• _GIVEN EXERCISE_
Restate the data word for word and leave the images out.

• _THE INPUT_

------

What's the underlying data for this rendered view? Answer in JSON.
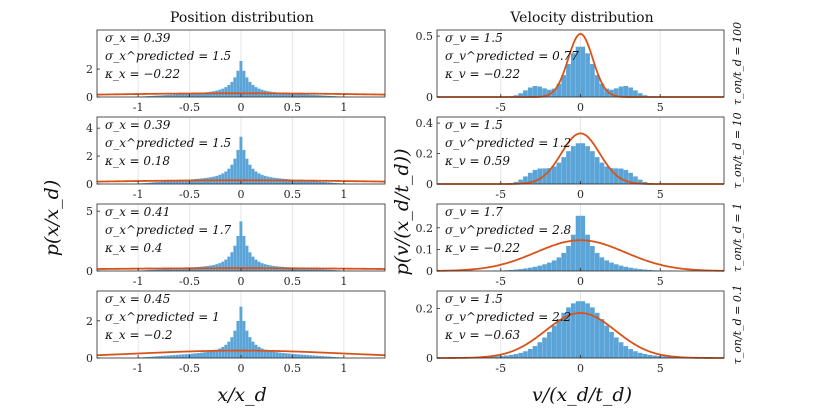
{
  "titles": {
    "position": "Position distribution",
    "velocity": "Velocity distribution"
  },
  "axes": {
    "position_xlabel": "x/x_d",
    "position_ylabel": "p(x/x_d)",
    "velocity_xlabel": "v/(x_d/t_d)",
    "velocity_ylabel": "p(v/(x_d/t_d))"
  },
  "colors": {
    "hist": "#5aa4d8",
    "fit": "#d95319",
    "axis": "#262626"
  },
  "chart_data": [
    {
      "type": "bar",
      "column": "position",
      "row": 0,
      "row_label": "τ_on/t_d = 100",
      "xlim": [
        -1.4,
        1.4
      ],
      "ylim": [
        0,
        4.8
      ],
      "xticks": [
        -1,
        -0.5,
        0,
        0.5,
        1
      ],
      "xtick_labels": [
        "-1",
        "-0.5",
        "0",
        "0.5",
        "1"
      ],
      "yticks": [
        0,
        2
      ],
      "ytick_labels": [
        "0",
        "2"
      ],
      "stats": [
        "σ_x = 0.39",
        "σ_x^predicted = 1.5",
        "κ_x = −0.22"
      ],
      "fit_sigma": 1.5,
      "fit_mean": 0
    },
    {
      "type": "bar",
      "column": "position",
      "row": 1,
      "row_label": "τ_on/t_d = 10",
      "xlim": [
        -1.4,
        1.4
      ],
      "ylim": [
        0,
        4.8
      ],
      "xticks": [
        -1,
        -0.5,
        0,
        0.5,
        1
      ],
      "xtick_labels": [
        "-1",
        "-0.5",
        "0",
        "0.5",
        "1"
      ],
      "yticks": [
        0,
        2,
        4
      ],
      "ytick_labels": [
        "0",
        "2",
        "4"
      ],
      "stats": [
        "σ_x = 0.39",
        "σ_x^predicted = 1.5",
        "κ_x = 0.18"
      ],
      "fit_sigma": 1.5,
      "fit_mean": 0
    },
    {
      "type": "bar",
      "column": "position",
      "row": 2,
      "row_label": "τ_on/t_d = 1",
      "xlim": [
        -1.4,
        1.4
      ],
      "ylim": [
        0,
        5.6
      ],
      "xticks": [
        -1,
        -0.5,
        0,
        0.5,
        1
      ],
      "xtick_labels": [
        "-1",
        "-0.5",
        "0",
        "0.5",
        "1"
      ],
      "yticks": [
        0,
        5
      ],
      "ytick_labels": [
        "0",
        "5"
      ],
      "stats": [
        "σ_x = 0.41",
        "σ_x^predicted = 1.7",
        "κ_x = 0.4"
      ],
      "fit_sigma": 1.7,
      "fit_mean": 0
    },
    {
      "type": "bar",
      "column": "position",
      "row": 3,
      "row_label": "τ_on/t_d = 0.1",
      "xlim": [
        -1.4,
        1.4
      ],
      "ylim": [
        0,
        3.6
      ],
      "xticks": [
        -1,
        -0.5,
        0,
        0.5,
        1
      ],
      "xtick_labels": [
        "-1",
        "-0.5",
        "0",
        "0.5",
        "1"
      ],
      "yticks": [
        0,
        2
      ],
      "ytick_labels": [
        "0",
        "2"
      ],
      "stats": [
        "σ_x = 0.45",
        "σ_x^predicted = 1",
        "κ_x = −0.2"
      ],
      "fit_sigma": 1.0,
      "fit_mean": 0
    },
    {
      "type": "bar",
      "column": "velocity",
      "row": 0,
      "row_label": "τ_on/t_d = 100",
      "xlim": [
        -9,
        9
      ],
      "ylim": [
        0,
        0.55
      ],
      "xticks": [
        -5,
        0,
        5
      ],
      "xtick_labels": [
        "-5",
        "0",
        "5"
      ],
      "yticks": [
        0,
        0.5
      ],
      "ytick_labels": [
        "0",
        "0.5"
      ],
      "stats": [
        "σ_v = 1.5",
        "σ_v^predicted = 0.77",
        "κ_v = −0.22"
      ],
      "fit_sigma": 0.77,
      "fit_mean": 0
    },
    {
      "type": "bar",
      "column": "velocity",
      "row": 1,
      "row_label": "τ_on/t_d = 10",
      "xlim": [
        -9,
        9
      ],
      "ylim": [
        0,
        0.44
      ],
      "xticks": [
        -5,
        0,
        5
      ],
      "xtick_labels": [
        "-5",
        "0",
        "5"
      ],
      "yticks": [
        0,
        0.2,
        0.4
      ],
      "ytick_labels": [
        "0",
        "0.2",
        "0.4"
      ],
      "stats": [
        "σ_v = 1.5",
        "σ_v^predicted = 1.2",
        "κ_v = 0.59"
      ],
      "fit_sigma": 1.2,
      "fit_mean": 0
    },
    {
      "type": "bar",
      "column": "velocity",
      "row": 2,
      "row_label": "τ_on/t_d = 1",
      "xlim": [
        -9,
        9
      ],
      "ylim": [
        0,
        0.31
      ],
      "xticks": [
        -5,
        0,
        5
      ],
      "xtick_labels": [
        "-5",
        "0",
        "5"
      ],
      "yticks": [
        0,
        0.1,
        0.2
      ],
      "ytick_labels": [
        "0",
        "0.1",
        "0.2"
      ],
      "stats": [
        "σ_v = 1.7",
        "σ_v^predicted = 2.8",
        "κ_v = −0.22"
      ],
      "fit_sigma": 2.8,
      "fit_mean": 0
    },
    {
      "type": "bar",
      "column": "velocity",
      "row": 3,
      "row_label": "τ_on/t_d = 0.1",
      "xlim": [
        -9,
        9
      ],
      "ylim": [
        0,
        0.27
      ],
      "xticks": [
        -5,
        0,
        5
      ],
      "xtick_labels": [
        "-5",
        "0",
        "5"
      ],
      "yticks": [
        0,
        0.2
      ],
      "ytick_labels": [
        "0",
        "0.2"
      ],
      "stats": [
        "σ_v = 1.5",
        "σ_v^predicted = 2.2",
        "κ_v = −0.63"
      ],
      "fit_sigma": 2.2,
      "fit_mean": 0
    }
  ]
}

------

• _PROBLEM SOLUTION_
What's the underlying data for this rendered view? Answer in JSON.
{
  "titles": {
    "position": "Position distribution",
    "velocity": "Velocity distribution"
  },
  "axes": {
    "position_xlabel": "x/x_d",
    "position_ylabel": "p(x/x_d)",
    "velocity_xlabel": "v/(x_d/t_d)",
    "velocity_ylabel": "p(v/(x_d/t_d))"
  },
  "colors": {
    "hist": "#5aa4d8",
    "fit": "#d95319",
    "axis": "#262626"
  },
  "chart_data": [
    {
      "type": "bar",
      "column": "position",
      "row": 0,
      "row_label": "τ_on/t_d = 100",
      "xlim": [
        -1.4,
        1.4
      ],
      "ylim": [
        0,
        4.8
      ],
      "xticks": [
        -1,
        -0.5,
        0,
        0.5,
        1
      ],
      "xtick_labels": [
        "-1",
        "-0.5",
        "0",
        "0.5",
        "1"
      ],
      "yticks": [
        0,
        2
      ],
      "ytick_labels": [
        "0",
        "2"
      ],
      "stats": [
        "σ_x = 0.39",
        "σ_x^predicted = 1.5",
        "κ_x = −0.22"
      ],
      "fit_sigma": 1.5,
      "fit_mean": 0
    },
    {
      "type": "bar",
      "column": "position",
      "row": 1,
      "row_label": "τ_on/t_d = 10",
      "xlim": [
        -1.4,
        1.4
      ],
      "ylim": [
        0,
        4.8
      ],
      "xticks": [
        -1,
        -0.5,
        0,
        0.5,
        1
      ],
      "xtick_labels": [
        "-1",
        "-0.5",
        "0",
        "0.5",
        "1"
      ],
      "yticks": [
        0,
        2,
        4
      ],
      "ytick_labels": [
        "0",
        "2",
        "4"
      ],
      "stats": [
        "σ_x = 0.39",
        "σ_x^predicted = 1.5",
        "κ_x = 0.18"
      ],
      "fit_sigma": 1.5,
      "fit_mean": 0
    },
    {
      "type": "bar",
      "column": "position",
      "row": 2,
      "row_label": "τ_on/t_d = 1",
      "xlim": [
        -1.4,
        1.4
      ],
      "ylim": [
        0,
        5.6
      ],
      "xticks": [
        -1,
        -0.5,
        0,
        0.5,
        1
      ],
      "xtick_labels": [
        "-1",
        "-0.5",
        "0",
        "0.5",
        "1"
      ],
      "yticks": [
        0,
        5
      ],
      "ytick_labels": [
        "0",
        "5"
      ],
      "stats": [
        "σ_x = 0.41",
        "σ_x^predicted = 1.7",
        "κ_x = 0.4"
      ],
      "fit_sigma": 1.7,
      "fit_mean": 0
    },
    {
      "type": "bar",
      "column": "position",
      "row": 3,
      "row_label": "τ_on/t_d = 0.1",
      "xlim": [
        -1.4,
        1.4
      ],
      "ylim": [
        0,
        3.6
      ],
      "xticks": [
        -1,
        -0.5,
        0,
        0.5,
        1
      ],
      "xtick_labels": [
        "-1",
        "-0.5",
        "0",
        "0.5",
        "1"
      ],
      "yticks": [
        0,
        2
      ],
      "ytick_labels": [
        "0",
        "2"
      ],
      "stats": [
        "σ_x = 0.45",
        "σ_x^predicted = 1",
        "κ_x = −0.2"
      ],
      "fit_sigma": 1.0,
      "fit_mean": 0
    },
    {
      "type": "bar",
      "column": "velocity",
      "row": 0,
      "row_label": "τ_on/t_d = 100",
      "xlim": [
        -9,
        9
      ],
      "ylim": [
        0,
        0.55
      ],
      "xticks": [
        -5,
        0,
        5
      ],
      "xtick_labels": [
        "-5",
        "0",
        "5"
      ],
      "yticks": [
        0,
        0.5
      ],
      "ytick_labels": [
        "0",
        "0.5"
      ],
      "stats": [
        "σ_v = 1.5",
        "σ_v^predicted = 0.77",
        "κ_v = −0.22"
      ],
      "fit_sigma": 0.77,
      "fit_mean": 0
    },
    {
      "type": "bar",
      "column": "velocity",
      "row": 1,
      "row_label": "τ_on/t_d = 10",
      "xlim": [
        -9,
        9
      ],
      "ylim": [
        0,
        0.44
      ],
      "xticks": [
        -5,
        0,
        5
      ],
      "xtick_labels": [
        "-5",
        "0",
        "5"
      ],
      "yticks": [
        0,
        0.2,
        0.4
      ],
      "ytick_labels": [
        "0",
        "0.2",
        "0.4"
      ],
      "stats": [
        "σ_v = 1.5",
        "σ_v^predicted = 1.2",
        "κ_v = 0.59"
      ],
      "fit_sigma": 1.2,
      "fit_mean": 0
    },
    {
      "type": "bar",
      "column": "velocity",
      "row": 2,
      "row_label": "τ_on/t_d = 1",
      "xlim": [
        -9,
        9
      ],
      "ylim": [
        0,
        0.31
      ],
      "xticks": [
        -5,
        0,
        5
      ],
      "xtick_labels": [
        "-5",
        "0",
        "5"
      ],
      "yticks": [
        0,
        0.1,
        0.2
      ],
      "ytick_labels": [
        "0",
        "0.1",
        "0.2"
      ],
      "stats": [
        "σ_v = 1.7",
        "σ_v^predicted = 2.8",
        "κ_v = −0.22"
      ],
      "fit_sigma": 2.8,
      "fit_mean": 0
    },
    {
      "type": "bar",
      "column": "velocity",
      "row": 3,
      "row_label": "τ_on/t_d = 0.1",
      "xlim": [
        -9,
        9
      ],
      "ylim": [
        0,
        0.27
      ],
      "xticks": [
        -5,
        0,
        5
      ],
      "xtick_labels": [
        "-5",
        "0",
        "5"
      ],
      "yticks": [
        0,
        0.2
      ],
      "ytick_labels": [
        "0",
        "0.2"
      ],
      "stats": [
        "σ_v = 1.5",
        "σ_v^predicted = 2.2",
        "κ_v = −0.63"
      ],
      "fit_sigma": 2.2,
      "fit_mean": 0
    }
  ]
}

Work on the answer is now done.